--- Material to process ---

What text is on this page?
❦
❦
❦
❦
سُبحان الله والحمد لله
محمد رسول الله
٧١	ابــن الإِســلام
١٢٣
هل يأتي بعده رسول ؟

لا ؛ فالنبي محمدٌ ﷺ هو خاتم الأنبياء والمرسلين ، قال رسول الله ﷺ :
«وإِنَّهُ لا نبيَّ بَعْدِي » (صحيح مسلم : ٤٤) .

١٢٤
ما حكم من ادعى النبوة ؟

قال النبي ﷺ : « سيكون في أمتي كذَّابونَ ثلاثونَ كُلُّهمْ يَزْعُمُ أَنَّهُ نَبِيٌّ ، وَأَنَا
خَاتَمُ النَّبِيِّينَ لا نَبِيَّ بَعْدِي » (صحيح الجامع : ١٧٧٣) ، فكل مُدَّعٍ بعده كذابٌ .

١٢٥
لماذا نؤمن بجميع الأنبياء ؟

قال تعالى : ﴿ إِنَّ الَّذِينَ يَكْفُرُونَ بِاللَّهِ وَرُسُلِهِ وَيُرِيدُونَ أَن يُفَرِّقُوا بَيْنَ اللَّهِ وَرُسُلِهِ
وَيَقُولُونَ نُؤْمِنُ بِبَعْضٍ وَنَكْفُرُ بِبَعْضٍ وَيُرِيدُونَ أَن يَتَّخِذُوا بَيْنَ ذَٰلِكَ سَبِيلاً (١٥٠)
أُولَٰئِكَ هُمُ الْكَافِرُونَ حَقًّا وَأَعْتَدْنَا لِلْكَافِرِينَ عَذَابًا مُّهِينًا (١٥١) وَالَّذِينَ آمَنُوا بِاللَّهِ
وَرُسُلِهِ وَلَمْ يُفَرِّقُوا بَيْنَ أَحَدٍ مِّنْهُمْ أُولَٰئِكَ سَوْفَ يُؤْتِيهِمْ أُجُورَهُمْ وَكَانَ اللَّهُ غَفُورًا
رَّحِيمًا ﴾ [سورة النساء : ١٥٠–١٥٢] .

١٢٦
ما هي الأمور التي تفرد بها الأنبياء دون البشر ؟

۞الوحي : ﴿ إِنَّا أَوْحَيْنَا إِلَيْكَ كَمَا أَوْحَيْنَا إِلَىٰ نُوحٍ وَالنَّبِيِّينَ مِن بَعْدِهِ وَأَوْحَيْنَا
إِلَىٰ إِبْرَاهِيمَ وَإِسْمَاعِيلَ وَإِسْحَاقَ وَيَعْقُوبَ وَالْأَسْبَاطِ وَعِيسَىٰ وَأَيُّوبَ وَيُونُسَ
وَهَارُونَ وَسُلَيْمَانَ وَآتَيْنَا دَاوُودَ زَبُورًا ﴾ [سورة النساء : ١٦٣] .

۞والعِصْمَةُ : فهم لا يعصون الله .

---

- _What you will do_: Make an exact copy of every entry.

- _Solution for this problem_:
What text is on this page?
❦
❦
❦
❦
سُبحان الله والحمد لله
محمد رسول الله
٧١	ابــن الإِســلام
١٢٣
هل يأتي بعده رسول ؟

لا ؛ فالنبي محمدٌ ﷺ هو خاتم الأنبياء والمرسلين ، قال رسول الله ﷺ :
«وإِنَّهُ لا نبيَّ بَعْدِي » (صحيح مسلم : ٤٤) .

١٢٤
ما حكم من ادعى النبوة ؟

قال النبي ﷺ : « سيكون في أمتي كذَّابونَ ثلاثونَ كُلُّهمْ يَزْعُمُ أَنَّهُ نَبِيٌّ ، وَأَنَا
خَاتَمُ النَّبِيِّينَ لا نَبِيَّ بَعْدِي » (صحيح الجامع : ١٧٧٣) ، فكل مُدَّعٍ بعده كذابٌ .

١٢٥
لماذا نؤمن بجميع الأنبياء ؟

قال تعالى : ﴿ إِنَّ الَّذِينَ يَكْفُرُونَ بِاللَّهِ وَرُسُلِهِ وَيُرِيدُونَ أَن يُفَرِّقُوا بَيْنَ اللَّهِ وَرُسُلِهِ
وَيَقُولُونَ نُؤْمِنُ بِبَعْضٍ وَنَكْفُرُ بِبَعْضٍ وَيُرِيدُونَ أَن يَتَّخِذُوا بَيْنَ ذَٰلِكَ سَبِيلاً (١٥٠)
أُولَٰئِكَ هُمُ الْكَافِرُونَ حَقًّا وَأَعْتَدْنَا لِلْكَافِرِينَ عَذَابًا مُّهِينًا (١٥١) وَالَّذِينَ آمَنُوا بِاللَّهِ
وَرُسُلِهِ وَلَمْ يُفَرِّقُوا بَيْنَ أَحَدٍ مِّنْهُمْ أُولَٰئِكَ سَوْفَ يُؤْتِيهِمْ أُجُورَهُمْ وَكَانَ اللَّهُ غَفُورًا
رَّحِيمًا ﴾ [سورة النساء : ١٥٠–١٥٢] .

١٢٦
ما هي الأمور التي تفرد بها الأنبياء دون البشر ؟

۞الوحي : ﴿ إِنَّا أَوْحَيْنَا إِلَيْكَ كَمَا أَوْحَيْنَا إِلَىٰ نُوحٍ وَالنَّبِيِّينَ مِن بَعْدِهِ وَأَوْحَيْنَا
إِلَىٰ إِبْرَاهِيمَ وَإِسْمَاعِيلَ وَإِسْحَاقَ وَيَعْقُوبَ وَالْأَسْبَاطِ وَعِيسَىٰ وَأَيُّوبَ وَيُونُسَ
وَهَارُونَ وَسُلَيْمَانَ وَآتَيْنَا دَاوُودَ زَبُورًا ﴾ [سورة النساء : ١٦٣] .

۞والعِصْمَةُ : فهم لا يعصون الله .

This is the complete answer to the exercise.